Greetings!
I am trying to do something a bit nonstandard I know -- but iptables is
really cool and I think it can do it anyway, but I haven't figured out how.
I have a linux box with two network cards -- one with a real routable IP
connected to the internet, and the other on the LAN with of course an IP of
10.0.0.5.
Now there's another firewall with two network cards -- one on LAN, and the
other on the internet, just like the first, except different IPs, with a LAN
ip of 10.0.0.27.
Both are set up as NAT /masq boxes.
For a third party (i.e. client) on the LAN, they can use either as a default
gateway.
Also, each nat box has a default gateway of our upstream provider -- in
other words, neither NAT box has the other for a default gateway -- they
both point directly to the same upstream default gateway.
Now, the 10.0.0.27 NAT box forwards incoming internet port 443 traffic to
10.0.0.5 via the LAN.
10.0.0.5 runs apache.
The problem is when a connect attempt to port 443 is made on the real
internet IP of the 10.0.0.27 box, the 10.0.0.5 box sends it's response
packets out it's internet NIC,
with a source address of 10.0.0.5, because the reply packet's destination
address is the routable IP of the calling party. (As it should be.)

* DESCRIPTION OF THE TASK *
Rewrite the iptables post from "Now there's another" down to "ip of 10.0.0.27.", replacing "firewall" with "gateway".

[Element location listings]
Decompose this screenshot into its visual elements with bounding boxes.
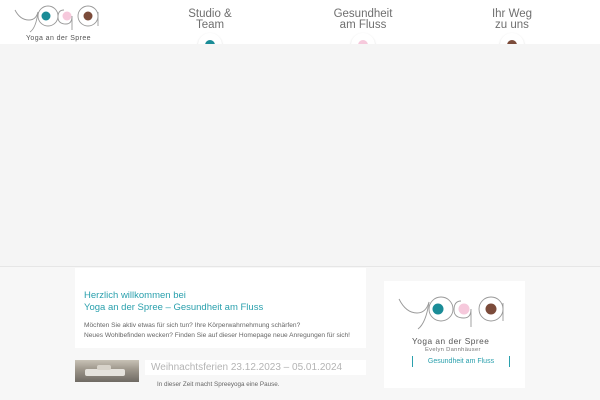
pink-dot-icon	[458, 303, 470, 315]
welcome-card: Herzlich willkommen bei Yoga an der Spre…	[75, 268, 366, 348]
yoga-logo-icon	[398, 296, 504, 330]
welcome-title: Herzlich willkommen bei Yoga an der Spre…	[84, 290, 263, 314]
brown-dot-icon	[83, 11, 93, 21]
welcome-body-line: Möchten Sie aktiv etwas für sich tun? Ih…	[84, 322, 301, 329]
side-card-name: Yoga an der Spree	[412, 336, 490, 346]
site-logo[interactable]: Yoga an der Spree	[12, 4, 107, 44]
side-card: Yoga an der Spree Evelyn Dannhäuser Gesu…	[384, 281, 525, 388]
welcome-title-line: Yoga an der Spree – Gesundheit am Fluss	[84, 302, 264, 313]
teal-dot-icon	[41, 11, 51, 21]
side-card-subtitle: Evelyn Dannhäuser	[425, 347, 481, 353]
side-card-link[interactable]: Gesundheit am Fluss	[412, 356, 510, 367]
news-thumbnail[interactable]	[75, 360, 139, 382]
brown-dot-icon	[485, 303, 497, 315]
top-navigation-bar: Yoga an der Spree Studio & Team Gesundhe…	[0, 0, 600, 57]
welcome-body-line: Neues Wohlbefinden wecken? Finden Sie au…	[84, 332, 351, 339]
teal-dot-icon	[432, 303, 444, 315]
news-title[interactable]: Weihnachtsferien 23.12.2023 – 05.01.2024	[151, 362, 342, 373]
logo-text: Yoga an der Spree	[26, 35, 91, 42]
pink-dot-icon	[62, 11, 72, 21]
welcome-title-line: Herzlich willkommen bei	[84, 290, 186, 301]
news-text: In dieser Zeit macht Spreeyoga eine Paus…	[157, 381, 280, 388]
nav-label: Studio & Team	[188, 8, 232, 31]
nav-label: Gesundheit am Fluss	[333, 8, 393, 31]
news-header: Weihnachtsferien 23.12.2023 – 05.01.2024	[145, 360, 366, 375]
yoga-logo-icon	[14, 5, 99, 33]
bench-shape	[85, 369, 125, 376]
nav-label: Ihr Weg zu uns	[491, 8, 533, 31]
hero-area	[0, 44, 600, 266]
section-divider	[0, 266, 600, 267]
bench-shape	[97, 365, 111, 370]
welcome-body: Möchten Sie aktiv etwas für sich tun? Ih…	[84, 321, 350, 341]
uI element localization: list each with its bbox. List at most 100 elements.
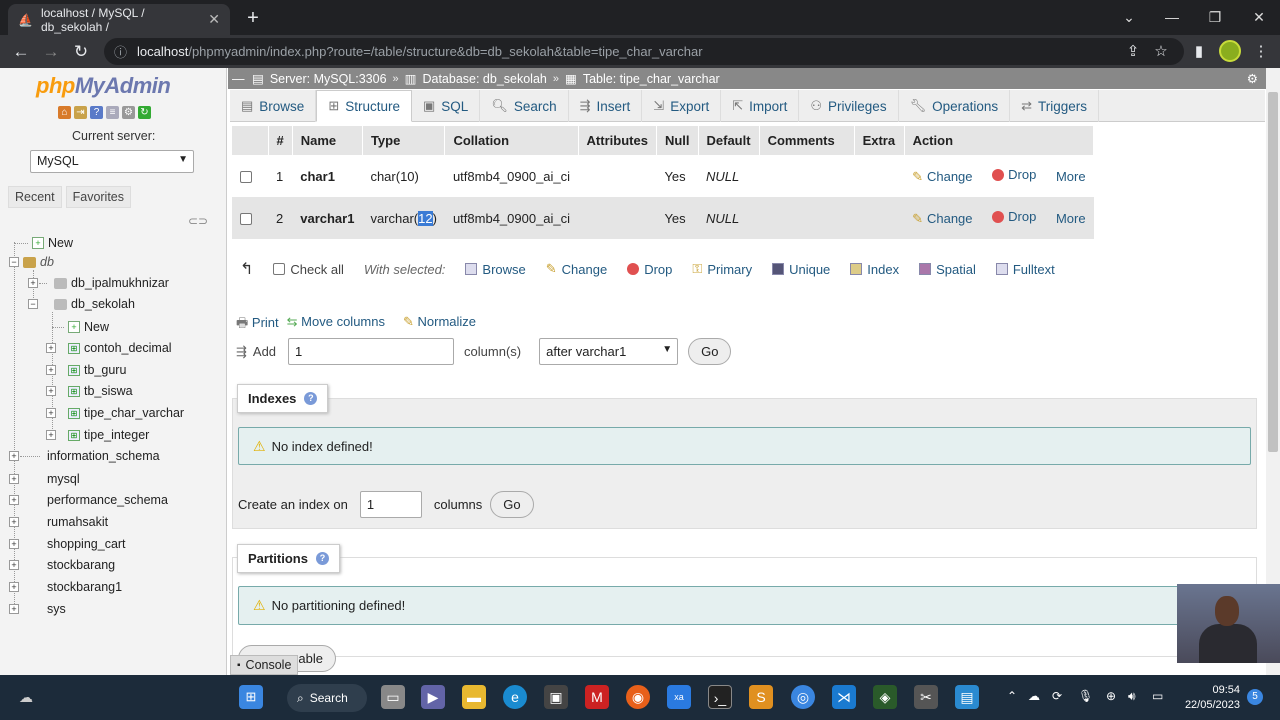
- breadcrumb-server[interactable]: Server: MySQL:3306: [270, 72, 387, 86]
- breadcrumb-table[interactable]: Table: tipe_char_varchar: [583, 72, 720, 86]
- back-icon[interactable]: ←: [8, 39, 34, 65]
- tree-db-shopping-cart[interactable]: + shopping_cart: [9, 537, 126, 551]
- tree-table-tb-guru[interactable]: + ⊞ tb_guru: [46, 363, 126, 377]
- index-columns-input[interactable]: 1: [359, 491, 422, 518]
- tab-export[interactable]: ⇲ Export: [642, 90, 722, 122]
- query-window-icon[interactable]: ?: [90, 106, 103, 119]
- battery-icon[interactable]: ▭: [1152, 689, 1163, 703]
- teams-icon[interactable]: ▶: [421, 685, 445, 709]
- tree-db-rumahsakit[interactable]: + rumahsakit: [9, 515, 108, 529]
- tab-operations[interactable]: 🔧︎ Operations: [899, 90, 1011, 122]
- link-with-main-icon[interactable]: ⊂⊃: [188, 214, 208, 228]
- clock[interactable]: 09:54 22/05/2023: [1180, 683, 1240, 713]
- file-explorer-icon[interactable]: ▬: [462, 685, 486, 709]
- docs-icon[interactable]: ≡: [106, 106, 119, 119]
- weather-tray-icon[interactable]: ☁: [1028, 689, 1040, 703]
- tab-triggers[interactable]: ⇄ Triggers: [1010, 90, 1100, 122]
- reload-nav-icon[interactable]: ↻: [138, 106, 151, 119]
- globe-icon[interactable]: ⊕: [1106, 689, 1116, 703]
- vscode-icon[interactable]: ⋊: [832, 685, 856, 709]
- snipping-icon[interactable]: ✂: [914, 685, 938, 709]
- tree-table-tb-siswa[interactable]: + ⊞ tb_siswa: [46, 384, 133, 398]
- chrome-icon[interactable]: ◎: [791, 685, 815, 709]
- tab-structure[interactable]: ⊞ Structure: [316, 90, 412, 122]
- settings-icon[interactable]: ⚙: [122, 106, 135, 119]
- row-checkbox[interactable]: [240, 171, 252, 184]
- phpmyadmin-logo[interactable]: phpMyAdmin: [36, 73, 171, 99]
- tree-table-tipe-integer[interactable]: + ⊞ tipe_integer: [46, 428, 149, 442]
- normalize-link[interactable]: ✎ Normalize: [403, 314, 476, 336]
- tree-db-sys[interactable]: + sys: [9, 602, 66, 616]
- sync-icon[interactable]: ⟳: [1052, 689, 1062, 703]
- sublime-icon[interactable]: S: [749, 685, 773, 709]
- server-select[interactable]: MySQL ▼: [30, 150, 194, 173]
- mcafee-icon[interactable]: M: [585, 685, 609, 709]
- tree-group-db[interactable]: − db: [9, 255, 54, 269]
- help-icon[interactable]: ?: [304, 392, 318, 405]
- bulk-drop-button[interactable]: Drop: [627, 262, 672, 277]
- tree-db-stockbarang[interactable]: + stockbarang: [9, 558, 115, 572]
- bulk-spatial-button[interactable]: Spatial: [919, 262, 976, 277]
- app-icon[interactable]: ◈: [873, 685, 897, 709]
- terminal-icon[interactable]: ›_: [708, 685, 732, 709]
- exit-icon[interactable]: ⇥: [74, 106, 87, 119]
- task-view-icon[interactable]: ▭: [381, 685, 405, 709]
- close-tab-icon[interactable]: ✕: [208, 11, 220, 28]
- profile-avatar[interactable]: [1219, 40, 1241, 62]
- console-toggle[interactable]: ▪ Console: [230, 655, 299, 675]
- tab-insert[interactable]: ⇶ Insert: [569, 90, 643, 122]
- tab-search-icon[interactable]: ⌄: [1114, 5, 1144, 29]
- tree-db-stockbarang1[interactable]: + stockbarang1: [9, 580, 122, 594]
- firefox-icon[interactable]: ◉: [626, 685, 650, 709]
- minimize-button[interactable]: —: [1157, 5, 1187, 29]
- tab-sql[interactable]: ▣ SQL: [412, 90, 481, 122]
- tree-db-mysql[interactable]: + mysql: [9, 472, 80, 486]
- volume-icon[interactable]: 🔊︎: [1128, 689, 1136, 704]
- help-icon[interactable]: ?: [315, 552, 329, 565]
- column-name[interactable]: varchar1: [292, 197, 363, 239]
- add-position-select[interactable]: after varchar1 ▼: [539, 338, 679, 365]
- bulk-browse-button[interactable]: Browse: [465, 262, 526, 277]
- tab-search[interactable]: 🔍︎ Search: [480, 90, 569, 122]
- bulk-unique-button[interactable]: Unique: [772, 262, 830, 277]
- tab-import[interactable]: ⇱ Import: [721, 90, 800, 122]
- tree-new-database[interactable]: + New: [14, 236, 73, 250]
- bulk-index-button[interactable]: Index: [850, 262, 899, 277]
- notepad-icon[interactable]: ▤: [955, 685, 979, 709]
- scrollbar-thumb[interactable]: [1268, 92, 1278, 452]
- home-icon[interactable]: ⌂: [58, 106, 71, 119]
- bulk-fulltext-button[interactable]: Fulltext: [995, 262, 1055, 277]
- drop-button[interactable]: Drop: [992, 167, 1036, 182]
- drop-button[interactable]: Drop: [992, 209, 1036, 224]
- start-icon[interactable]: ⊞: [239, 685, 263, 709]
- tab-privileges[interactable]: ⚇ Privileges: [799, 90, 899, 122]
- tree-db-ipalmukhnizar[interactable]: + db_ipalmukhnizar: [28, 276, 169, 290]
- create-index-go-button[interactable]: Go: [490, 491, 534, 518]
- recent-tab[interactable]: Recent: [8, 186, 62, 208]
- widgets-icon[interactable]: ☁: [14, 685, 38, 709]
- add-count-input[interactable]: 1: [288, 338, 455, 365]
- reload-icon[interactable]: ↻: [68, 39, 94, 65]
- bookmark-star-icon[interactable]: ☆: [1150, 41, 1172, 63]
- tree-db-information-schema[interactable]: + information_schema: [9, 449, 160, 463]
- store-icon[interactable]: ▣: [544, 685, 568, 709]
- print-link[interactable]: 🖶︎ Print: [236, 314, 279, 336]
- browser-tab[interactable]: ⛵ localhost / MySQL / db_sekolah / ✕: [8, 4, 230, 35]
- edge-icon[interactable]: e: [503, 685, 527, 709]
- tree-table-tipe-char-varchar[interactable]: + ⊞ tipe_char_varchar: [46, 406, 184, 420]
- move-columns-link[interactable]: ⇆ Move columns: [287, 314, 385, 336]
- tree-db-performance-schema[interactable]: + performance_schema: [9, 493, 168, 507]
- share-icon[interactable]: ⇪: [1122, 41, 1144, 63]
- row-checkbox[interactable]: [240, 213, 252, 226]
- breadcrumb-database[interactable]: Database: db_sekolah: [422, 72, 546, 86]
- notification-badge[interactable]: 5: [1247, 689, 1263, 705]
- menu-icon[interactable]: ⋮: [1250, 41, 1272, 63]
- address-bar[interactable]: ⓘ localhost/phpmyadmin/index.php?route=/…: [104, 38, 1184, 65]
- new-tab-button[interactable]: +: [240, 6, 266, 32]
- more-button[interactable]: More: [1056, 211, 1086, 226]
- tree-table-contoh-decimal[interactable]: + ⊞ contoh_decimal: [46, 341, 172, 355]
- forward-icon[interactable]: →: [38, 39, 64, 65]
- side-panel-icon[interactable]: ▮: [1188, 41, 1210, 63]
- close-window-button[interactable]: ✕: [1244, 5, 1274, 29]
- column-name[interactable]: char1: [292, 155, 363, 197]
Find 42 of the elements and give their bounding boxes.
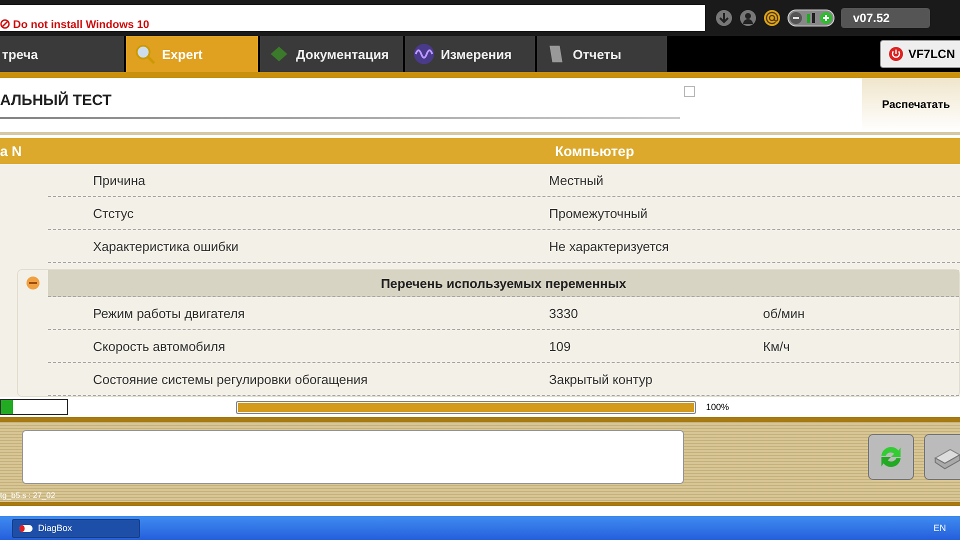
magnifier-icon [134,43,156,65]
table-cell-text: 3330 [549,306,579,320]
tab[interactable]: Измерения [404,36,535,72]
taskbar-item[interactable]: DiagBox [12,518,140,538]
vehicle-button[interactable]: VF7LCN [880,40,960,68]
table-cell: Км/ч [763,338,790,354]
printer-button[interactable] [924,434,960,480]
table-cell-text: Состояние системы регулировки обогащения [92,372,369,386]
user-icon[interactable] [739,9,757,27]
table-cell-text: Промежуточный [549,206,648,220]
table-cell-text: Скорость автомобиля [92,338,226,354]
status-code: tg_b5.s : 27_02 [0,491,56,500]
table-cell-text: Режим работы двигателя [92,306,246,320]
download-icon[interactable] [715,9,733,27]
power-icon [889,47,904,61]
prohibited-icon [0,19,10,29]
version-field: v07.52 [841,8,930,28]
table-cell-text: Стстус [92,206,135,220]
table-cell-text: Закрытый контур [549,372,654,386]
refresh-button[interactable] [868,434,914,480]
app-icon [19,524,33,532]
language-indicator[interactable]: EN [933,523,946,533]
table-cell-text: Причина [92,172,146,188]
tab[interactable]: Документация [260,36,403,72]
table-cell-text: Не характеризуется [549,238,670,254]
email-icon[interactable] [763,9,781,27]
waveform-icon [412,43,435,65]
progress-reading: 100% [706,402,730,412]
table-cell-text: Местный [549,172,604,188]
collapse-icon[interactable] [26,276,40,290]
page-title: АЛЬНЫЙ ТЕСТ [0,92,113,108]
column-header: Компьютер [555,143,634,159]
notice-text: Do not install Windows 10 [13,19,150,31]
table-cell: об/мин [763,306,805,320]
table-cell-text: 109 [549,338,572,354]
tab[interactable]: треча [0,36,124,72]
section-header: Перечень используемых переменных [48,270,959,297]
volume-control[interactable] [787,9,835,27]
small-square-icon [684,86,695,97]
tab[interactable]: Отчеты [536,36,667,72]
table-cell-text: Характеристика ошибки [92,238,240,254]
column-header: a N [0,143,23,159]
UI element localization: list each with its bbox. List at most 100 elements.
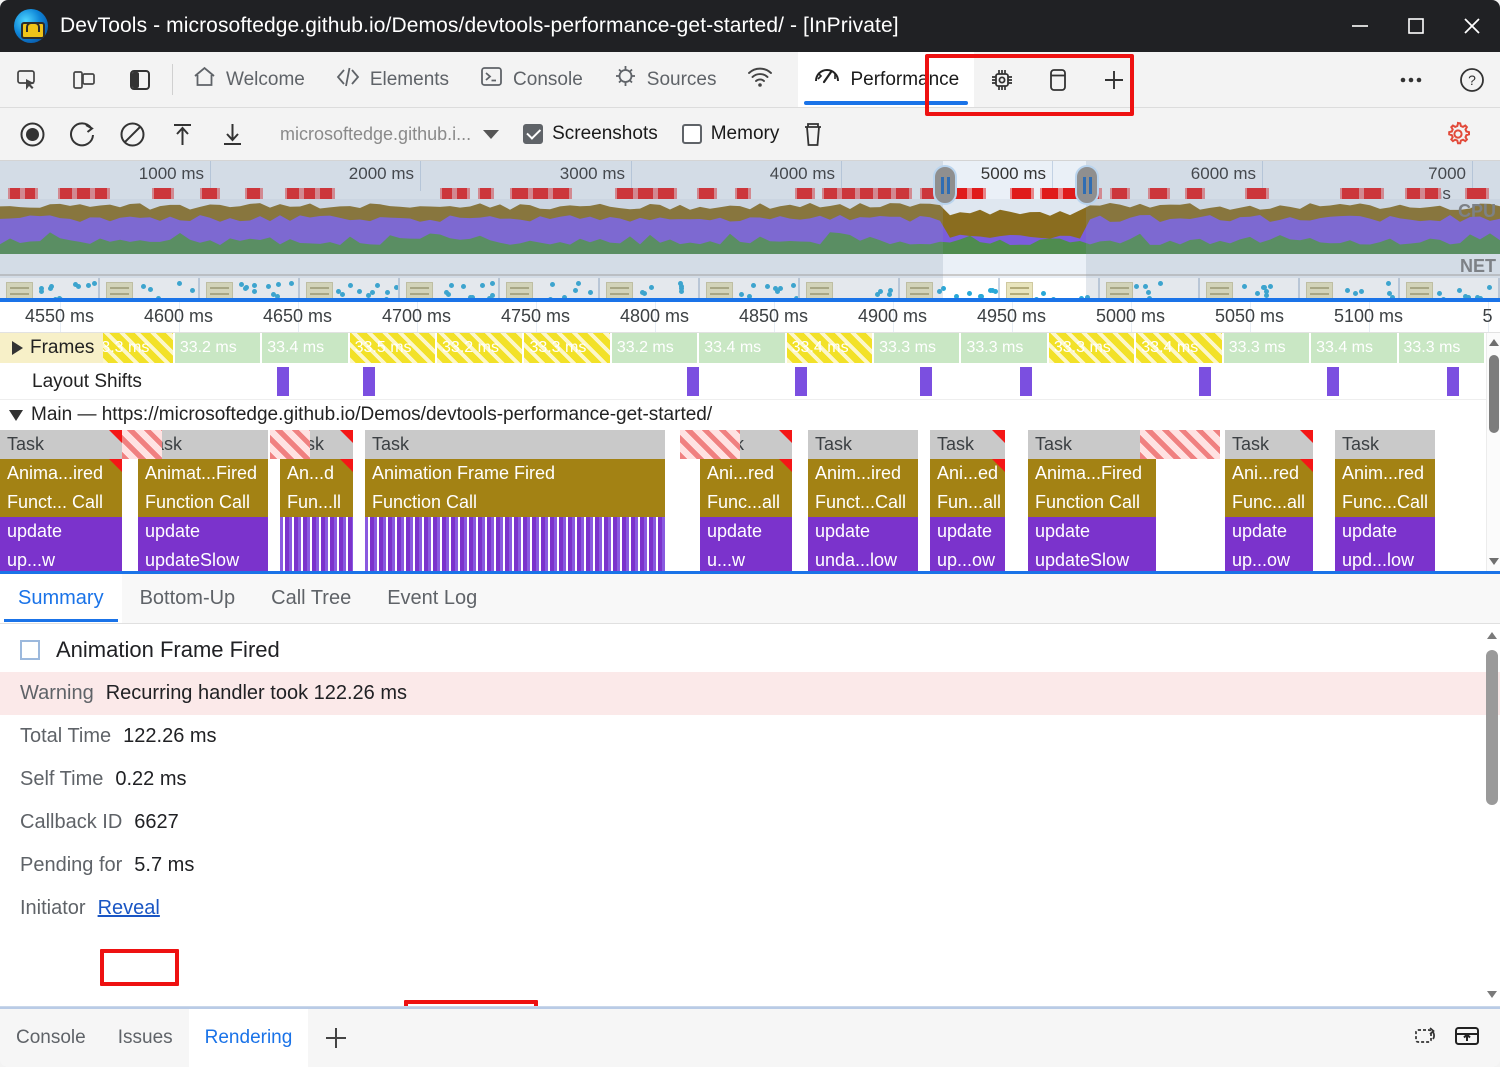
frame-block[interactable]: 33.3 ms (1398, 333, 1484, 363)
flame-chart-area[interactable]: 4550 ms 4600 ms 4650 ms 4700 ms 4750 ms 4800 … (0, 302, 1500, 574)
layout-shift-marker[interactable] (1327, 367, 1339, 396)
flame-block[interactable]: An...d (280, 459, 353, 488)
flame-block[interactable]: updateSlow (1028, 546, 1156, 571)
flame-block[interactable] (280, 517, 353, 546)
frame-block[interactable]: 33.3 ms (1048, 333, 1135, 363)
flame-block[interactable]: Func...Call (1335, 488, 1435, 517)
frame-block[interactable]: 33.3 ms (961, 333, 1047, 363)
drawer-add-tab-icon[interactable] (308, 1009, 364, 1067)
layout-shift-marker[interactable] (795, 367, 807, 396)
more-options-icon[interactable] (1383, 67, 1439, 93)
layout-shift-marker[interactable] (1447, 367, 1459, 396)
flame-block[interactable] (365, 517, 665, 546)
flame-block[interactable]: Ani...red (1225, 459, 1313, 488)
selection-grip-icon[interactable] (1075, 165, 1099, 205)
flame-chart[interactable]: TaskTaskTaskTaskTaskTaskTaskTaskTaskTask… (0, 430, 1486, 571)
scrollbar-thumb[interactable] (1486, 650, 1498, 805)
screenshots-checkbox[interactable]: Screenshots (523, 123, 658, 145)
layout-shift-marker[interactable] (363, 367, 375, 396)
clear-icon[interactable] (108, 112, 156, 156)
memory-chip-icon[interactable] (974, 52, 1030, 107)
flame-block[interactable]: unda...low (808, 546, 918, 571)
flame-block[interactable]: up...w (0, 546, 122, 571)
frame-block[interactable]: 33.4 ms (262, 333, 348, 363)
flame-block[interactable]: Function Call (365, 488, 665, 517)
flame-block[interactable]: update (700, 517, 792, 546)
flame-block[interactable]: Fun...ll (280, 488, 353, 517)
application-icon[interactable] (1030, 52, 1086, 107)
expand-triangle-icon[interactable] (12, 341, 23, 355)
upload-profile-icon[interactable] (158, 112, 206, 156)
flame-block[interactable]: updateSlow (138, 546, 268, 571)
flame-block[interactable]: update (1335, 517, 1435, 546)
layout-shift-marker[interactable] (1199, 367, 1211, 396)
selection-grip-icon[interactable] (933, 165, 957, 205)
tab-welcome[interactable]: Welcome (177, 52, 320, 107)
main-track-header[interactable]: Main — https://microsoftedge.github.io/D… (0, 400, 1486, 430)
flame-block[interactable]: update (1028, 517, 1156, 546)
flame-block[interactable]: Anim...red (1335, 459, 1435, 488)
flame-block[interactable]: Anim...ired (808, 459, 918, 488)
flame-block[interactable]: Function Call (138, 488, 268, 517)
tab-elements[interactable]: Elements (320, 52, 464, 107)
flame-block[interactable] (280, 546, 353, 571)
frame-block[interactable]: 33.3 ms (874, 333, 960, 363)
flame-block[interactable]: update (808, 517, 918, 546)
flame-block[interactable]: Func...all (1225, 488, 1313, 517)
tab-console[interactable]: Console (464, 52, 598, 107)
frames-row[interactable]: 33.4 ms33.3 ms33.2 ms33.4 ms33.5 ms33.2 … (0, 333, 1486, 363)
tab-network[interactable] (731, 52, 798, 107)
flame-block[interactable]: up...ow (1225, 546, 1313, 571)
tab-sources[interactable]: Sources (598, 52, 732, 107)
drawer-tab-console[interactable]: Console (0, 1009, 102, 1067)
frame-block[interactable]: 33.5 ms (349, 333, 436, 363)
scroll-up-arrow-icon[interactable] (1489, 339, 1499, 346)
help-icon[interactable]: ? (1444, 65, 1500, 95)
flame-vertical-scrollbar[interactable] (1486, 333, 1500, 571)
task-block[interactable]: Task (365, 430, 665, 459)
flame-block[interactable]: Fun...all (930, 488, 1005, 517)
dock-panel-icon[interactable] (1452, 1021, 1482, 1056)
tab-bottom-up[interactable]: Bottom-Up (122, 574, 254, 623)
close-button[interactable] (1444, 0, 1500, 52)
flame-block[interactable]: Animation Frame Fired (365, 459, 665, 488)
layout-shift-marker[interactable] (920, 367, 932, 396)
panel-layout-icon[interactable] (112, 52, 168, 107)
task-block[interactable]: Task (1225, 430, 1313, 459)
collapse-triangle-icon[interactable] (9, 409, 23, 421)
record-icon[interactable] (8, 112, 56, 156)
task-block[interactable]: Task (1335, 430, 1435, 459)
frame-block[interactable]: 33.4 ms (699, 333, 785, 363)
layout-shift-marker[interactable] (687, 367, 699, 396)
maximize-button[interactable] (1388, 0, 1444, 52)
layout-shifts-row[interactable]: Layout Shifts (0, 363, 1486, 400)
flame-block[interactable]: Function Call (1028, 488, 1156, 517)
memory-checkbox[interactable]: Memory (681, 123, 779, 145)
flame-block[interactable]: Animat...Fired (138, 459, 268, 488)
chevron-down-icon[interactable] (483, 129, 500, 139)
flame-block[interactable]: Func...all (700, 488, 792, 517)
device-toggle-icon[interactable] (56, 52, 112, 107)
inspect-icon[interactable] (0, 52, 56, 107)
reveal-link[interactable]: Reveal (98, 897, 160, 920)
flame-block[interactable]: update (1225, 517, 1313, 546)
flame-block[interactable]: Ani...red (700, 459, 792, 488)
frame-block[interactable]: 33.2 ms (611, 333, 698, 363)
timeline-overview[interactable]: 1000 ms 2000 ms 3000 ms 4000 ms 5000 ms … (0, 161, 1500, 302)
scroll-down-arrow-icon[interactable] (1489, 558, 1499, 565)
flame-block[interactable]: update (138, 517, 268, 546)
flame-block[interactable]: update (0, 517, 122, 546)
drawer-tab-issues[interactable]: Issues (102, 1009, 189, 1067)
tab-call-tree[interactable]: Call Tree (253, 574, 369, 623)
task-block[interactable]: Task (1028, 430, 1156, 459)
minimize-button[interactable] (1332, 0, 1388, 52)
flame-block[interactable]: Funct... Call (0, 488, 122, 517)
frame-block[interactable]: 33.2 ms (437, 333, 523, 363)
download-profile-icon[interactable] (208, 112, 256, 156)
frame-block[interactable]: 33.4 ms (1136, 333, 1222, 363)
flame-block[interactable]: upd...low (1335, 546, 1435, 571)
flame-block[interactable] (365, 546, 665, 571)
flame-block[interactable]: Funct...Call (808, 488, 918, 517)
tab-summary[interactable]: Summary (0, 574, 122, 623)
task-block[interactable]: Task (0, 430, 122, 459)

* FULL RESPONSE *
Now there's another gateway with two network cards -- one on LAN, and the
other on the internet, just like the first, except different IPs, with a LAN
ip of 10.0.0.27.